BEGIN Data in this exercise

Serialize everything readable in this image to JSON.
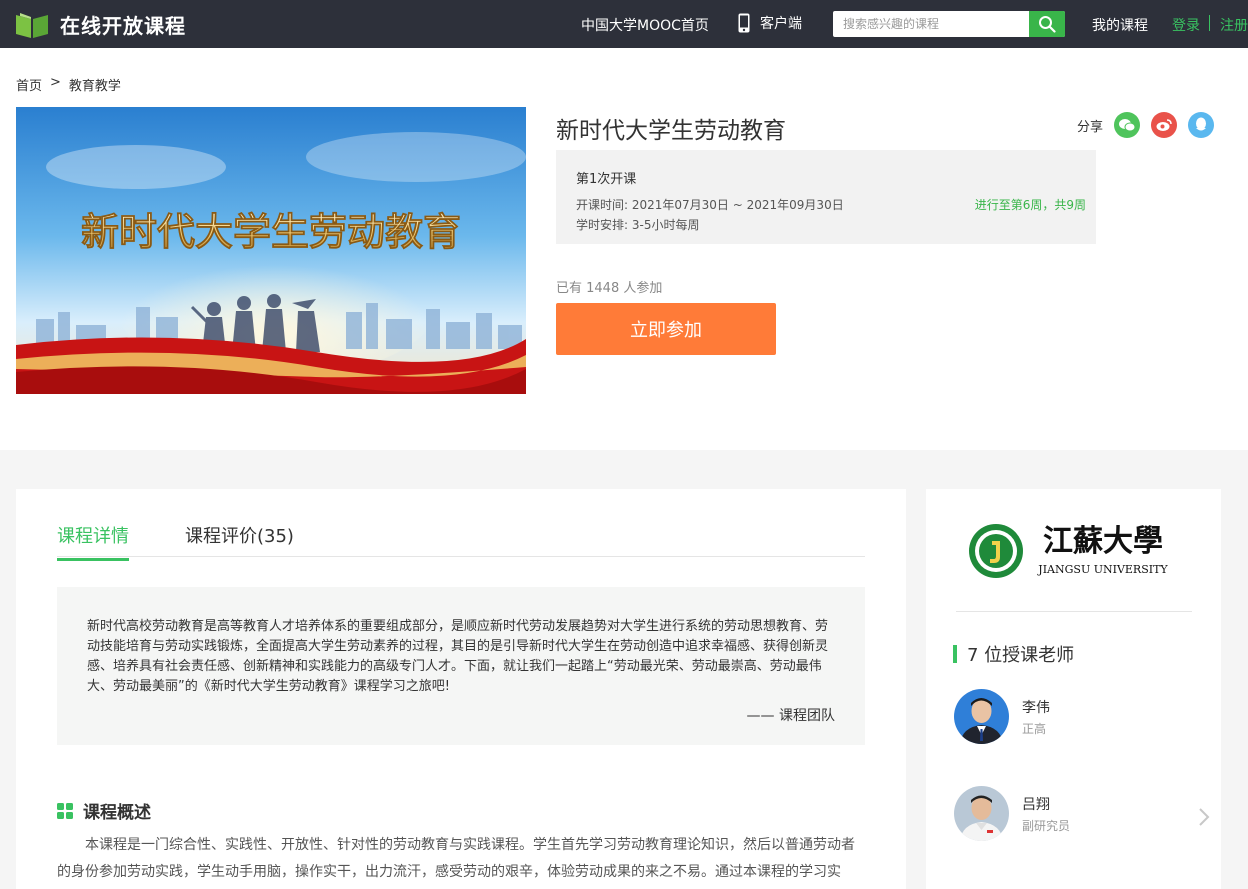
{
  "topbar": {
    "logo_text": "在线开放课程",
    "mooc_home": "中国大学MOOC首页",
    "app_label": "客户端",
    "search_placeholder": "搜索感兴趣的课程",
    "my_courses": "我的课程",
    "login": "登录",
    "register": "注册"
  },
  "breadcrumb": {
    "home": "首页",
    "separator": ">",
    "category": "教育教学"
  },
  "course": {
    "title": "新时代大学生劳动教育",
    "cover_text": "新时代大学生劳动教育",
    "share_label": "分享",
    "term_name": "第1次开课",
    "term_time": "开课时间:  2021年07月30日 ~ 2021年09月30日",
    "term_hours": "学时安排:  3-5小时每周",
    "term_progress": "进行至第6周，共9周",
    "enroll_count": "已有 1448 人参加",
    "join_button": "立即参加"
  },
  "tabs": {
    "detail": "课程详情",
    "review": "课程评价(35)"
  },
  "intro": {
    "text": "新时代高校劳动教育是高等教育人才培养体系的重要组成部分，是顺应新时代劳动发展趋势对大学生进行系统的劳动思想教育、劳动技能培育与劳动实践锻炼，全面提高大学生劳动素养的过程，其目的是引导新时代大学生在劳动创造中追求幸福感、获得创新灵感、培养具有社会责任感、创新精神和实践能力的高级专门人才。下面，就让我们一起踏上“劳动最光荣、劳动最崇高、劳动最伟大、劳动最美丽”的《新时代大学生劳动教育》课程学习之旅吧!",
    "signature": "—— 课程团队"
  },
  "overview": {
    "title": "课程概述",
    "text": "本课程是一门综合性、实践性、开放性、针对性的劳动教育与实践课程。学生首先学习劳动教育理论知识，然后以普通劳动者的身份参加劳动实践，学生动手用脑，操作实干，出力流汗，感受劳动的艰辛，体验劳动成果的来之不易。通过本课程的学习实"
  },
  "sidebar": {
    "school_name_cn": "江蘇大學",
    "school_name_en": "JIANGSU UNIVERSITY",
    "teacher_heading": "7 位授课老师",
    "teachers": [
      {
        "name": "李伟",
        "title": "正高"
      },
      {
        "name": "吕翔",
        "title": "副研究员"
      }
    ]
  },
  "colors": {
    "accent_green": "#39c261",
    "join_orange": "#ff7b38",
    "topbar": "#2d303a"
  }
}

END Data in this exercise

Given instruction
Extract the text of all the records above verbatim, excluding pictures.

The response
Serialize everything readable in this image to JSON.
{
  "topbar": {
    "logo_text": "在线开放课程",
    "mooc_home": "中国大学MOOC首页",
    "app_label": "客户端",
    "search_placeholder": "搜索感兴趣的课程",
    "my_courses": "我的课程",
    "login": "登录",
    "register": "注册"
  },
  "breadcrumb": {
    "home": "首页",
    "separator": ">",
    "category": "教育教学"
  },
  "course": {
    "title": "新时代大学生劳动教育",
    "cover_text": "新时代大学生劳动教育",
    "share_label": "分享",
    "term_name": "第1次开课",
    "term_time": "开课时间:  2021年07月30日 ~ 2021年09月30日",
    "term_hours": "学时安排:  3-5小时每周",
    "term_progress": "进行至第6周，共9周",
    "enroll_count": "已有 1448 人参加",
    "join_button": "立即参加"
  },
  "tabs": {
    "detail": "课程详情",
    "review": "课程评价(35)"
  },
  "intro": {
    "text": "新时代高校劳动教育是高等教育人才培养体系的重要组成部分，是顺应新时代劳动发展趋势对大学生进行系统的劳动思想教育、劳动技能培育与劳动实践锻炼，全面提高大学生劳动素养的过程，其目的是引导新时代大学生在劳动创造中追求幸福感、获得创新灵感、培养具有社会责任感、创新精神和实践能力的高级专门人才。下面，就让我们一起踏上“劳动最光荣、劳动最崇高、劳动最伟大、劳动最美丽”的《新时代大学生劳动教育》课程学习之旅吧!",
    "signature": "—— 课程团队"
  },
  "overview": {
    "title": "课程概述",
    "text": "本课程是一门综合性、实践性、开放性、针对性的劳动教育与实践课程。学生首先学习劳动教育理论知识，然后以普通劳动者的身份参加劳动实践，学生动手用脑，操作实干，出力流汗，感受劳动的艰辛，体验劳动成果的来之不易。通过本课程的学习实"
  },
  "sidebar": {
    "school_name_cn": "江蘇大學",
    "school_name_en": "JIANGSU UNIVERSITY",
    "teacher_heading": "7 位授课老师",
    "teachers": [
      {
        "name": "李伟",
        "title": "正高"
      },
      {
        "name": "吕翔",
        "title": "副研究员"
      }
    ]
  },
  "colors": {
    "accent_green": "#39c261",
    "join_orange": "#ff7b38",
    "topbar": "#2d303a"
  }
}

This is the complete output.